İNANCIN RUHUNU YAKALAMAK VE RUHSUZLAŞMAK (2)
İNANCIN RUHU’NU YAKALAMAK VE RUHSUZLAŞMAK (2)
Gerçekten Hamd Allah(Celle Celaluhu)’a mahsustur. O’na hamdederiz ve O’ndan yardım dileriz. Mağfireti O’ndan ister, doğru yola iletilmemizi O’ndan bekleriz. Nefislerimizin kötülüklerinden ve amellerimizin fenalıklarından Allah(Celle Celaluhu)’a sığınırız.
Allah(Celle Celaluhu), kimi hidâyette kılmış ise, o gerçekten hidayete erişmiştir. Kimi de dalâlette ve sapıklıkta kılmış ise, artık o kendisi için bir dost ve yol gösteren bulamaz. Şehadet ederim ki, Allah(Celle Celaluhu)’dan başka bir tek ilah yoktur ve O’nun eşi ve benzeri de yoktur. Yine şehadet ederim ki, Hz. Muhammed (s.a) Allah’ın kulu ve Rasûlüdür. Salât ve seiâm O’na, Ehli Beytine, ashabına ve O’nun yolunu izleyenlere ve onun gösterdiği çizgide yürüyenlere olsun.
Allah(Celle Celaluhu) Enam suresi 122.ayeti kerimede şöyle buyurmaktadır;
اَوَمَنْ كَانَ مَيْتاً فَاَحْيَيْنَاهُ وَجَعَلْنَا لَهُ نُوراً يَمْش۪ي بِه۪ فِي النَّاسِ كَمَنْ مَثَلُهُ فِي الظُّلُمَاتِ لَيْسَ بِخَارِجٍ مِنْهَاۜ كَذٰلِكَ زُيِّنَ لِلْكَافِر۪ينَ مَا كَانُوا يَعْمَلُونَ
Ölü iken dirilttiğimiz ve kendisine insanlar arasında yürüyebileceği bir ışık verdiğimiz kimse, karanlıklar içinde kalıp ondan hiç çıkamayacak durumdaki kimse gibi olur mu? İşte kâfirlere yaptıkları böyle süslü gösterilmiştir. (En’âm – 122)
Bir önceki yazımızda yüce rabbimizin bizleri ölü bir haldeyken vahyin ruhuyla ”sanada böylelikle emrimizden ruh vahyettik”(Şura 52) bizi dirilterek nasıl imana eriştirdiğinden bahsetmiş ve şöyle demiştik;
“Evet karanlık içinde bocalamak, nereye gideceğini, ne yapacağını neye inanacağını ve kime güveneceğini bilemez bir halde yaşama devam etmektir. Böyle bir zifiri karanlık içerisindeyken bizlere bir ışık göründü aydınlattı kalplerimizi, ruhumuzu ve yolumuzu Allah(Celle Celaluhu)’ın rızasına doğru yol almaya başladık ilim ve idrak ile dirildi kalplerimiz ve bizler yeniden doğduk. İşte vahyedilen “ruh” bu, işte kuran-ı kerime ruh isminin verilişinin nedeni de budur. Elbette burada bizi bekleyen bir tehlikede söz konusu olup bu hidayetin kıymetini bilmeyip icaplarına riayet etmeyip de gün geçtikçe “ruhsuzlaşmak” tır. Dirilen kalpleri tekrar günahlar ile öldürmek, aydınlanan akıllarını tekrar karanlığa gömmektir.” İşte böyle tehlikeli bir halden uzak kalmanın yolu için şöyle buyurulmaktadır;
يَٓا اَيُّهَا الَّذ۪ينَ اٰمَنُوا اسْتَج۪يبُوا لِلّٰهِ وَلِلرَّسُولِ اِذَا دَعَاكُمْ لِمَا يُحْي۪يكُمْۚ وَاعْلَمُٓوا اَنَّ اللّٰهَ يَحُولُ بَيْنَ الْمَرْءِ وَقَلْبِه۪ وَاَنَّـهُٓ اِلَيْهِ تُحْشَرُونَ
Ey inananlar! Hayat verecek şeylere sizi çağırdığı zaman, Allah ve Resûlüne uyun. Ve bilin ki, Allah kişi ile onun kalbi arasına girer ve siz mutlaka onun huzurunda toplanacaksınız. (Enfâl – 24)

Veri kümesi kayıtları »
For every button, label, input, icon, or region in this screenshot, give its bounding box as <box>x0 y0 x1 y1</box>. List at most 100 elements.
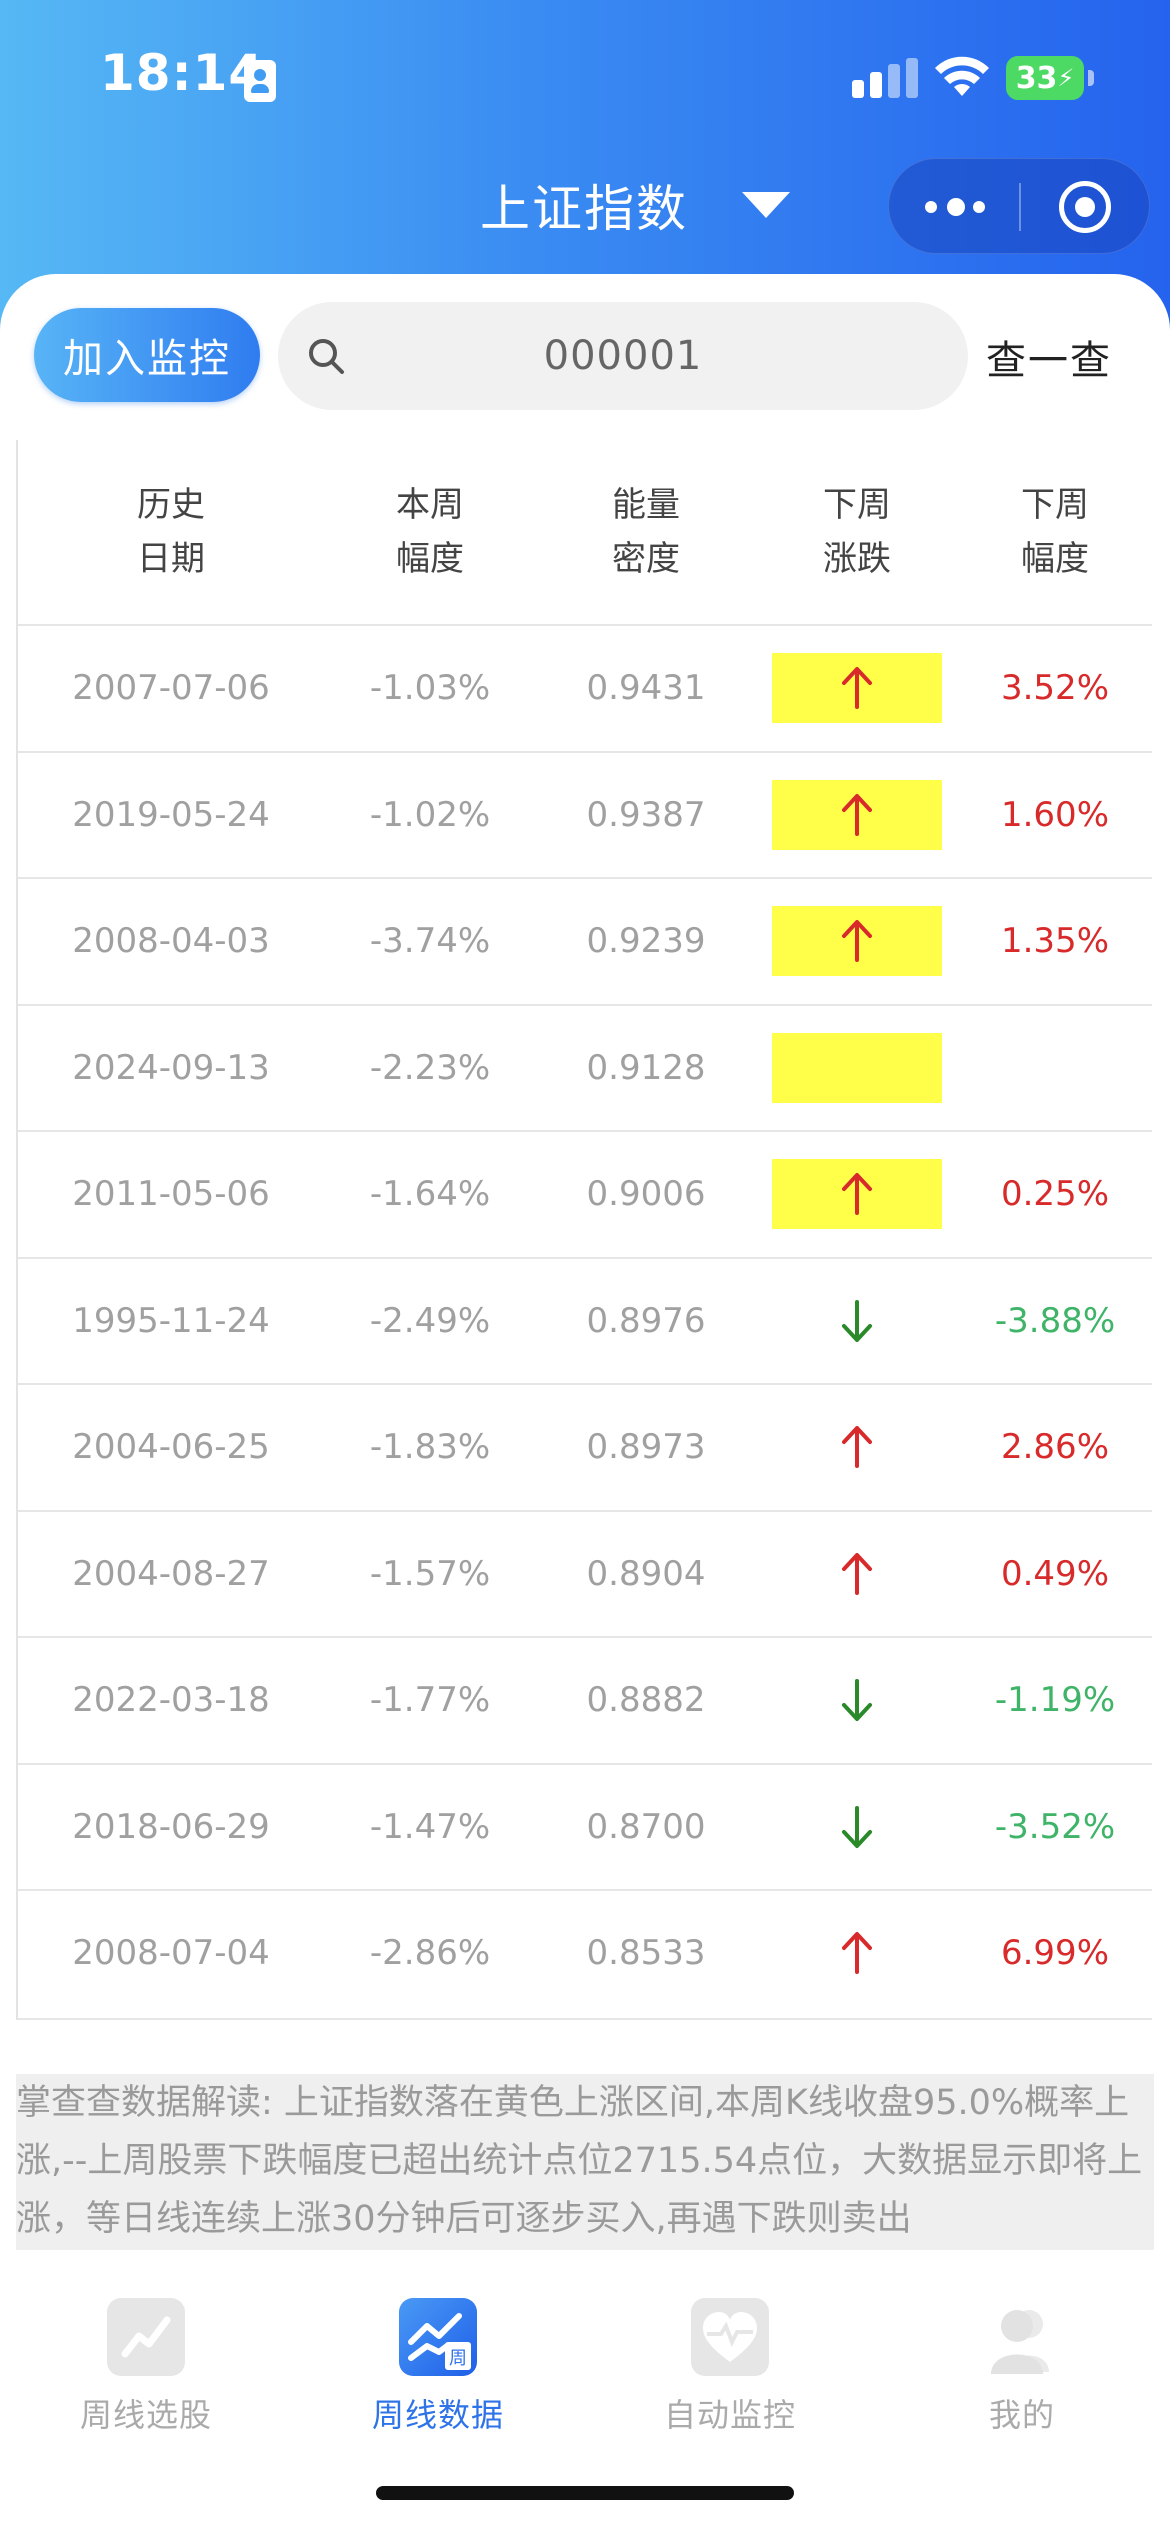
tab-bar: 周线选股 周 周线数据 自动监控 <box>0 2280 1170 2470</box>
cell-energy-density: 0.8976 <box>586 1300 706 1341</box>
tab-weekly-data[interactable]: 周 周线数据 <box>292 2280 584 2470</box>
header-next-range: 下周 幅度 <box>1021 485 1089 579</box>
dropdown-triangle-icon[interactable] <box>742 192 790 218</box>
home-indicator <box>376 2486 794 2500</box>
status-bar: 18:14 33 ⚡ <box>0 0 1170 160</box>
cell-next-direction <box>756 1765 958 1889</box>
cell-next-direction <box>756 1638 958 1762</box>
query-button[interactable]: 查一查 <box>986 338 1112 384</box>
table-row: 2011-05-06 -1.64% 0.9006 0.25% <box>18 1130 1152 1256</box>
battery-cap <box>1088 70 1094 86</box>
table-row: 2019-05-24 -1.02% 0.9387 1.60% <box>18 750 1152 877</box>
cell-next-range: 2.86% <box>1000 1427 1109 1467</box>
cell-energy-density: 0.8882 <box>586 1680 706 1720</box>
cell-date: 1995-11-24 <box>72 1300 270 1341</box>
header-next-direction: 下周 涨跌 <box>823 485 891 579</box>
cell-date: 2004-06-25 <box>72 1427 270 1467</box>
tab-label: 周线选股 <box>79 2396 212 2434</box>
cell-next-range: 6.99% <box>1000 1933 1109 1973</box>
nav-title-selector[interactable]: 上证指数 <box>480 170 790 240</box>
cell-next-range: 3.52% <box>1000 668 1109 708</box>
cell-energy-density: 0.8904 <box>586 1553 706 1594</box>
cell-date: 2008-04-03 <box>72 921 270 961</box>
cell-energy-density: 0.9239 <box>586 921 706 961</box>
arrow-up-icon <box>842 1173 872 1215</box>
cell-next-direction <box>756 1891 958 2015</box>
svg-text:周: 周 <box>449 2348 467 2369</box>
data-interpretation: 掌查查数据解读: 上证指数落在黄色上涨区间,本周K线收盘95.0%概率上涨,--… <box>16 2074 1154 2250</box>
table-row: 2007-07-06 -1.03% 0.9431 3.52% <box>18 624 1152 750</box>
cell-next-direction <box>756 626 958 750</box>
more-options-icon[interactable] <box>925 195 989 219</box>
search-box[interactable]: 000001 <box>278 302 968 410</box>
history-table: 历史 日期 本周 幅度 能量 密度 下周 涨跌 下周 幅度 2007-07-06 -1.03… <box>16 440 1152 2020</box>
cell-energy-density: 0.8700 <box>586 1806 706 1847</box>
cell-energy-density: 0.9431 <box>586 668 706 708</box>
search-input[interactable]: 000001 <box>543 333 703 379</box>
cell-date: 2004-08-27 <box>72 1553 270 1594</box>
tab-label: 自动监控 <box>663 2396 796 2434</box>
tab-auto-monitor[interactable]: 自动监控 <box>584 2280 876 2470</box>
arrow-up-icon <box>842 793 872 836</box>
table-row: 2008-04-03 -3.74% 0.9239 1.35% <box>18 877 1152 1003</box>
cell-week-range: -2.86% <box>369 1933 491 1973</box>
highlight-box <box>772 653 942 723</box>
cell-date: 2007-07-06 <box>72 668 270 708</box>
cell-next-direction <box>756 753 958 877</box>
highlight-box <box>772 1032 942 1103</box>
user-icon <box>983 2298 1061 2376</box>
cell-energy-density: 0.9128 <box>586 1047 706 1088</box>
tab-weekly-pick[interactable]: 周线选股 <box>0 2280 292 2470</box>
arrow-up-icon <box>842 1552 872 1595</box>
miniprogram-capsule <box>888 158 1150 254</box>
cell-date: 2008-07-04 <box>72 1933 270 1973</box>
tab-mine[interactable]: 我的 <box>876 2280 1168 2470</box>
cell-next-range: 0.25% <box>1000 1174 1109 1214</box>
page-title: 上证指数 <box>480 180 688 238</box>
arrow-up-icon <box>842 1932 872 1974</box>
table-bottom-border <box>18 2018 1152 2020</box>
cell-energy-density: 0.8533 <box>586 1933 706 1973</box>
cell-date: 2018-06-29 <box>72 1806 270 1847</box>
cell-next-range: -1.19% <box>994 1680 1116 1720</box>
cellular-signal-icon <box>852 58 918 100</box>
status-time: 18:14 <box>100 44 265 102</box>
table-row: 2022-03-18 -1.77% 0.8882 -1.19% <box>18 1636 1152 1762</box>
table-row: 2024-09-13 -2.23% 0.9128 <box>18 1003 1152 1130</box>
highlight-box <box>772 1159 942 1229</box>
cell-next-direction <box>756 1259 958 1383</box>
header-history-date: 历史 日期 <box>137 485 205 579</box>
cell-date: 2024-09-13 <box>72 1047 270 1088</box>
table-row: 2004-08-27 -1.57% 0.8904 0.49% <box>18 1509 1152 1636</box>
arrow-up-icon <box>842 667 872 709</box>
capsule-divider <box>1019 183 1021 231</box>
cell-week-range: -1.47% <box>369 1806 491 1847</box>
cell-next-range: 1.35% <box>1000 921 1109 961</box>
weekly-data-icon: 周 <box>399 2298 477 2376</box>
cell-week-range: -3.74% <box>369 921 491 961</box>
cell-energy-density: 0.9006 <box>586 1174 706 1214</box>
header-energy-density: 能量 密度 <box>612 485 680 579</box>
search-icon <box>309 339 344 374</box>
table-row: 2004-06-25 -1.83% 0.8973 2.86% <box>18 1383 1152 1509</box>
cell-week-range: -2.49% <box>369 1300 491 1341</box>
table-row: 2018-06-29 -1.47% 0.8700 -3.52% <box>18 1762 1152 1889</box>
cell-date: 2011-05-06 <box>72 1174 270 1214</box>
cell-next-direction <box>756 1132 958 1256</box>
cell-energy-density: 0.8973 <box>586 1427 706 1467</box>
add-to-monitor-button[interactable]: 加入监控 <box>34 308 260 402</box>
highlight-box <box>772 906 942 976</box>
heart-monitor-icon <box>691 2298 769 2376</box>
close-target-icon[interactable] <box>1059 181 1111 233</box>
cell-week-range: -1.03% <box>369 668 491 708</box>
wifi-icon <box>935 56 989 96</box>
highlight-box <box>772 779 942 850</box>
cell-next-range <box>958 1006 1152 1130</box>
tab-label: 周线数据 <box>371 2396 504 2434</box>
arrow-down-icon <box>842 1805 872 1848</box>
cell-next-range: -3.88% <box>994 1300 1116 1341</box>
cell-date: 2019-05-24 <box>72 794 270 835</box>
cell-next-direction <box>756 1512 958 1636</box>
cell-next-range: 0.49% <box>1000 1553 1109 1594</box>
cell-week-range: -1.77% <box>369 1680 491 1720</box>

Görev A » İnancın ruhu üzerine yazıda "Allah(Celle Celaluhu) Enam" ifadesinden aşağıya doğru "(En’âm – 122)" ifadesine kadar uzanan bölümün tamamını harfi harfine yeniden yazın.
Görev B » İnancın ruhu üzerine yazıyı iki cümleyle özetleyin.

Alıştırma çıktısı A »
Allah(Celle Celaluhu) Enam suresi 122.ayeti kerimede şöyle buyurmaktadır;
اَوَمَنْ كَانَ مَيْتاً فَاَحْيَيْنَاهُ وَجَعَلْنَا لَهُ نُوراً يَمْش۪ي بِه۪ فِي النَّاسِ كَمَنْ مَثَلُهُ فِي الظُّلُمَاتِ لَيْسَ بِخَارِجٍ مِنْهَاۜ كَذٰلِكَ زُيِّنَ لِلْكَافِر۪ينَ مَا كَانُوا يَعْمَلُونَ
Ölü iken dirilttiğimiz ve kendisine insanlar arasında yürüyebileceği bir ışık verdiğimiz kimse, karanlıklar içinde kalıp ondan hiç çıkamayacak durumdaki kimse gibi olur mu? İşte kâfirlere yaptıkları böyle süslü gösterilmiştir. (En’âm – 122)

Alıştırma çıktısı B » Metin, Allah'a hamd ve şehadetle açılır ve ölüyken diriltilip kendisine ışık verilen kimseyi karanlıkta kalandan ayıran En'âm suresinin 122. ayetini aktarır. Ardından önceki yazıya atıfla, vahyin ruhuyla dirilen kalplerin hidayetin kıymetini bilmeyip günahlarla yeniden ölmesi, yani "ruhsuzlaşmak" tehlikesine dikkat çeker ve bundan uzak kalmanın yolu olarak Allah ve Resûlüne uymayı emreden Enfâl suresinin 24. ayetini verir.